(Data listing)
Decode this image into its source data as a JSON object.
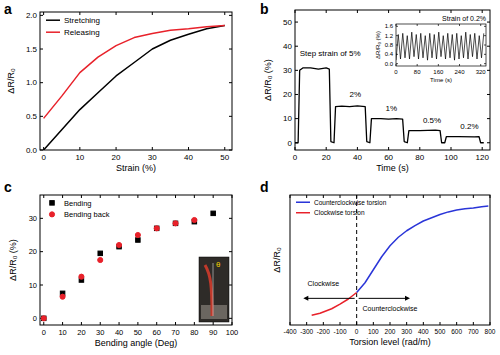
{
  "chart_data": [
    {
      "type": "line",
      "title": "a",
      "x_label": "Strain (%)",
      "y_label": "ΔR/R₀",
      "xlim": [
        -1,
        52
      ],
      "ylim": [
        0,
        2.05
      ],
      "xticks": [
        0,
        10,
        20,
        30,
        40,
        50
      ],
      "yticks": [
        {
          "value": 0,
          "label": "0.0"
        },
        {
          "value": 0.5,
          "label": "0.5"
        },
        {
          "value": 1,
          "label": "1.0"
        },
        {
          "value": 1.5,
          "label": "1.5"
        },
        {
          "value": 2,
          "label": "2.0"
        }
      ],
      "legend": "upper left",
      "x": [
        0,
        5,
        10,
        15,
        20,
        25,
        30,
        35,
        40,
        45,
        50
      ],
      "series": [
        {
          "name": "Stretching",
          "color": "#000000",
          "values": [
            0,
            0.3,
            0.6,
            0.85,
            1.1,
            1.3,
            1.5,
            1.63,
            1.72,
            1.8,
            1.85
          ]
        },
        {
          "name": "Releasing",
          "color": "#e8212a",
          "values": [
            0.47,
            0.8,
            1.15,
            1.38,
            1.55,
            1.67,
            1.73,
            1.78,
            1.8,
            1.83,
            1.85
          ]
        }
      ]
    },
    {
      "type": "line",
      "title": "b",
      "x_label": "Time (s)",
      "y_label": "ΔR/R₀ (%)",
      "xlim": [
        0,
        125
      ],
      "ylim": [
        -3,
        55
      ],
      "xticks": [
        0,
        20,
        40,
        60,
        80,
        100,
        120
      ],
      "yticks": [
        0,
        10,
        20,
        30,
        40,
        50
      ],
      "x": [
        0,
        2,
        3,
        5,
        10,
        15,
        20,
        22,
        23,
        25,
        26,
        30,
        35,
        40,
        45,
        46,
        48,
        49,
        55,
        60,
        65,
        69,
        70,
        72,
        73,
        80,
        90,
        93,
        94,
        96,
        97,
        105,
        115,
        118,
        119,
        121
      ],
      "series": [
        {
          "color": "#000000",
          "values": [
            0,
            0,
            30,
            31,
            31,
            30.5,
            31,
            30.5,
            0.5,
            0,
            15,
            15.2,
            15,
            15.3,
            15,
            0.5,
            0,
            10,
            10,
            9.8,
            10,
            9.8,
            0.5,
            0,
            5,
            5,
            5.2,
            5,
            0,
            0,
            2.5,
            2.5,
            2.4,
            2.5,
            0,
            0
          ]
        }
      ],
      "annotations": [
        {
          "text": "Step strain of 5%",
          "x": 3,
          "y": 36
        },
        {
          "text": "2%",
          "x": 35,
          "y": 19
        },
        {
          "text": "1%",
          "x": 58,
          "y": 13
        },
        {
          "text": "0.5%",
          "x": 82,
          "y": 8
        },
        {
          "text": "0.2%",
          "x": 106,
          "y": 5.5
        }
      ],
      "inset": {
        "type": "line",
        "title": "Strain of 0.2%",
        "x_label": "Time (s)",
        "y_label": "ΔR/R₀ (%)",
        "xlim": [
          0,
          340
        ],
        "ylim": [
          -0.1,
          1.7
        ],
        "xticks": [
          0,
          80,
          160,
          240,
          320
        ],
        "yticks": [
          {
            "value": 0,
            "label": "0.0"
          },
          {
            "value": 0.4,
            "label": "0.4"
          },
          {
            "value": 0.8,
            "label": "0.8"
          },
          {
            "value": 1.2,
            "label": "1.2"
          },
          {
            "value": 1.6,
            "label": "1.6"
          }
        ],
        "x": [
          0,
          8.5,
          17,
          25.5,
          34,
          42.5,
          51,
          59.5,
          68,
          76.5,
          85,
          93.5,
          102,
          110.5,
          119,
          127.5,
          136,
          144.5,
          153,
          161.5,
          170,
          178.5,
          187,
          195.5,
          204,
          212.5,
          221,
          229.5,
          238,
          246.5,
          255,
          263.5,
          272,
          280.5,
          289,
          297.5,
          306,
          314.5,
          323,
          331.5
        ],
        "series": [
          {
            "color": "#000000",
            "values": [
              0.15,
              1.25,
              0.2,
              1.3,
              0.25,
              1.2,
              0.2,
              1.35,
              0.3,
              1.25,
              0.2,
              1.3,
              0.25,
              1.2,
              0.15,
              1.3,
              0.25,
              1.25,
              0.2,
              1.35,
              0.3,
              1.2,
              0.2,
              1.3,
              0.25,
              1.25,
              0.15,
              1.3,
              0.2,
              1.2,
              0.25,
              1.35,
              0.2,
              1.25,
              0.3,
              1.3,
              0.2,
              1.2,
              0.25,
              1.3
            ]
          }
        ]
      }
    },
    {
      "type": "scatter",
      "title": "c",
      "x_label": "Bending angle (Deg)",
      "y_label": "ΔR/R₀ (%)",
      "xlim": [
        -2,
        100
      ],
      "ylim": [
        -2,
        37
      ],
      "xticks": [
        0,
        10,
        20,
        30,
        40,
        50,
        60,
        70,
        80,
        90,
        100
      ],
      "yticks": [
        0,
        10,
        20,
        30
      ],
      "legend": "upper left",
      "x": [
        0,
        10,
        20,
        30,
        40,
        50,
        60,
        70,
        80,
        90
      ],
      "series": [
        {
          "name": "Bending",
          "color": "#000000",
          "marker": "square",
          "values": [
            0,
            7.5,
            11.5,
            19.5,
            21.5,
            23.5,
            27,
            28.5,
            29,
            31.5
          ]
        },
        {
          "name": "Bending back",
          "color": "#e8212a",
          "marker": "circle",
          "values": [
            0,
            6.5,
            12.5,
            17.5,
            22,
            25,
            27,
            28.5,
            29.5,
            null
          ]
        }
      ],
      "annotations": [
        {
          "text": "θ"
        }
      ]
    },
    {
      "type": "line",
      "title": "d",
      "x_label": "Torsion level (rad/m)",
      "y_label": "ΔR/R₀",
      "xlim": [
        -400,
        800
      ],
      "ylim": [
        -0.5,
        1.5
      ],
      "xticks": [
        -400,
        -300,
        -200,
        -100,
        0,
        100,
        200,
        300,
        400,
        500,
        600,
        700,
        800
      ],
      "tick_labels": "x",
      "legend": "upper left",
      "reference_lines": [
        {
          "x": 0,
          "line_style": "dashed"
        }
      ],
      "annotations": [
        {
          "text": "Clockwise",
          "x": -200,
          "y": 0.1
        },
        {
          "text": "Counterclockwise",
          "x": 200,
          "y": -0.28
        }
      ],
      "series": [
        {
          "name": "Counterclockwise torsion",
          "color": "#2a35d8",
          "x": [
            0,
            50,
            100,
            150,
            200,
            250,
            300,
            350,
            400,
            450,
            500,
            550,
            600,
            650,
            700,
            750,
            790
          ],
          "values": [
            0,
            0.15,
            0.35,
            0.55,
            0.72,
            0.85,
            0.95,
            1.03,
            1.1,
            1.15,
            1.2,
            1.24,
            1.27,
            1.29,
            1.3,
            1.32,
            1.33
          ]
        },
        {
          "name": "Clockwise torsion",
          "color": "#e8212a",
          "x": [
            -270,
            -220,
            -150,
            -100,
            -50,
            0
          ],
          "values": [
            -0.35,
            -0.32,
            -0.25,
            -0.18,
            -0.1,
            0
          ]
        }
      ]
    }
  ]
}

Request: Every record above should be transcribed exactly; the pictures stay out of the copy.

Task answer:
Decode this image into its source data as a JSON object.
{
  "chart_data": [
    {
      "type": "line",
      "title": "a",
      "x_label": "Strain (%)",
      "y_label": "ΔR/R₀",
      "xlim": [
        -1,
        52
      ],
      "ylim": [
        0,
        2.05
      ],
      "xticks": [
        0,
        10,
        20,
        30,
        40,
        50
      ],
      "yticks": [
        {
          "value": 0,
          "label": "0.0"
        },
        {
          "value": 0.5,
          "label": "0.5"
        },
        {
          "value": 1,
          "label": "1.0"
        },
        {
          "value": 1.5,
          "label": "1.5"
        },
        {
          "value": 2,
          "label": "2.0"
        }
      ],
      "legend": "upper left",
      "x": [
        0,
        5,
        10,
        15,
        20,
        25,
        30,
        35,
        40,
        45,
        50
      ],
      "series": [
        {
          "name": "Stretching",
          "color": "#000000",
          "values": [
            0,
            0.3,
            0.6,
            0.85,
            1.1,
            1.3,
            1.5,
            1.63,
            1.72,
            1.8,
            1.85
          ]
        },
        {
          "name": "Releasing",
          "color": "#e8212a",
          "values": [
            0.47,
            0.8,
            1.15,
            1.38,
            1.55,
            1.67,
            1.73,
            1.78,
            1.8,
            1.83,
            1.85
          ]
        }
      ]
    },
    {
      "type": "line",
      "title": "b",
      "x_label": "Time (s)",
      "y_label": "ΔR/R₀ (%)",
      "xlim": [
        0,
        125
      ],
      "ylim": [
        -3,
        55
      ],
      "xticks": [
        0,
        20,
        40,
        60,
        80,
        100,
        120
      ],
      "yticks": [
        0,
        10,
        20,
        30,
        40,
        50
      ],
      "x": [
        0,
        2,
        3,
        5,
        10,
        15,
        20,
        22,
        23,
        25,
        26,
        30,
        35,
        40,
        45,
        46,
        48,
        49,
        55,
        60,
        65,
        69,
        70,
        72,
        73,
        80,
        90,
        93,
        94,
        96,
        97,
        105,
        115,
        118,
        119,
        121
      ],
      "series": [
        {
          "color": "#000000",
          "values": [
            0,
            0,
            30,
            31,
            31,
            30.5,
            31,
            30.5,
            0.5,
            0,
            15,
            15.2,
            15,
            15.3,
            15,
            0.5,
            0,
            10,
            10,
            9.8,
            10,
            9.8,
            0.5,
            0,
            5,
            5,
            5.2,
            5,
            0,
            0,
            2.5,
            2.5,
            2.4,
            2.5,
            0,
            0
          ]
        }
      ],
      "annotations": [
        {
          "text": "Step strain of 5%",
          "x": 3,
          "y": 36
        },
        {
          "text": "2%",
          "x": 35,
          "y": 19
        },
        {
          "text": "1%",
          "x": 58,
          "y": 13
        },
        {
          "text": "0.5%",
          "x": 82,
          "y": 8
        },
        {
          "text": "0.2%",
          "x": 106,
          "y": 5.5
        }
      ],
      "inset": {
        "type": "line",
        "title": "Strain of 0.2%",
        "x_label": "Time (s)",
        "y_label": "ΔR/R₀ (%)",
        "xlim": [
          0,
          340
        ],
        "ylim": [
          -0.1,
          1.7
        ],
        "xticks": [
          0,
          80,
          160,
          240,
          320
        ],
        "yticks": [
          {
            "value": 0,
            "label": "0.0"
          },
          {
            "value": 0.4,
            "label": "0.4"
          },
          {
            "value": 0.8,
            "label": "0.8"
          },
          {
            "value": 1.2,
            "label": "1.2"
          },
          {
            "value": 1.6,
            "label": "1.6"
          }
        ],
        "x": [
          0,
          8.5,
          17,
          25.5,
          34,
          42.5,
          51,
          59.5,
          68,
          76.5,
          85,
          93.5,
          102,
          110.5,
          119,
          127.5,
          136,
          144.5,
          153,
          161.5,
          170,
          178.5,
          187,
          195.5,
          204,
          212.5,
          221,
          229.5,
          238,
          246.5,
          255,
          263.5,
          272,
          280.5,
          289,
          297.5,
          306,
          314.5,
          323,
          331.5
        ],
        "series": [
          {
            "color": "#000000",
            "values": [
              0.15,
              1.25,
              0.2,
              1.3,
              0.25,
              1.2,
              0.2,
              1.35,
              0.3,
              1.25,
              0.2,
              1.3,
              0.25,
              1.2,
              0.15,
              1.3,
              0.25,
              1.25,
              0.2,
              1.35,
              0.3,
              1.2,
              0.2,
              1.3,
              0.25,
              1.25,
              0.15,
              1.3,
              0.2,
              1.2,
              0.25,
              1.35,
              0.2,
              1.25,
              0.3,
              1.3,
              0.2,
              1.2,
              0.25,
              1.3
            ]
          }
        ]
      }
    },
    {
      "type": "scatter",
      "title": "c",
      "x_label": "Bending angle (Deg)",
      "y_label": "ΔR/R₀ (%)",
      "xlim": [
        -2,
        100
      ],
      "ylim": [
        -2,
        37
      ],
      "xticks": [
        0,
        10,
        20,
        30,
        40,
        50,
        60,
        70,
        80,
        90,
        100
      ],
      "yticks": [
        0,
        10,
        20,
        30
      ],
      "legend": "upper left",
      "x": [
        0,
        10,
        20,
        30,
        40,
        50,
        60,
        70,
        80,
        90
      ],
      "series": [
        {
          "name": "Bending",
          "color": "#000000",
          "marker": "square",
          "values": [
            0,
            7.5,
            11.5,
            19.5,
            21.5,
            23.5,
            27,
            28.5,
            29,
            31.5
          ]
        },
        {
          "name": "Bending back",
          "color": "#e8212a",
          "marker": "circle",
          "values": [
            0,
            6.5,
            12.5,
            17.5,
            22,
            25,
            27,
            28.5,
            29.5,
            null
          ]
        }
      ],
      "annotations": [
        {
          "text": "θ"
        }
      ]
    },
    {
      "type": "line",
      "title": "d",
      "x_label": "Torsion level (rad/m)",
      "y_label": "ΔR/R₀",
      "xlim": [
        -400,
        800
      ],
      "ylim": [
        -0.5,
        1.5
      ],
      "xticks": [
        -400,
        -300,
        -200,
        -100,
        0,
        100,
        200,
        300,
        400,
        500,
        600,
        700,
        800
      ],
      "tick_labels": "x",
      "legend": "upper left",
      "reference_lines": [
        {
          "x": 0,
          "line_style": "dashed"
        }
      ],
      "annotations": [
        {
          "text": "Clockwise",
          "x": -200,
          "y": 0.1
        },
        {
          "text": "Counterclockwise",
          "x": 200,
          "y": -0.28
        }
      ],
      "series": [
        {
          "name": "Counterclockwise torsion",
          "color": "#2a35d8",
          "x": [
            0,
            50,
            100,
            150,
            200,
            250,
            300,
            350,
            400,
            450,
            500,
            550,
            600,
            650,
            700,
            750,
            790
          ],
          "values": [
            0,
            0.15,
            0.35,
            0.55,
            0.72,
            0.85,
            0.95,
            1.03,
            1.1,
            1.15,
            1.2,
            1.24,
            1.27,
            1.29,
            1.3,
            1.32,
            1.33
          ]
        },
        {
          "name": "Clockwise torsion",
          "color": "#e8212a",
          "x": [
            -270,
            -220,
            -150,
            -100,
            -50,
            0
          ],
          "values": [
            -0.35,
            -0.32,
            -0.25,
            -0.18,
            -0.1,
            0
          ]
        }
      ]
    }
  ]
}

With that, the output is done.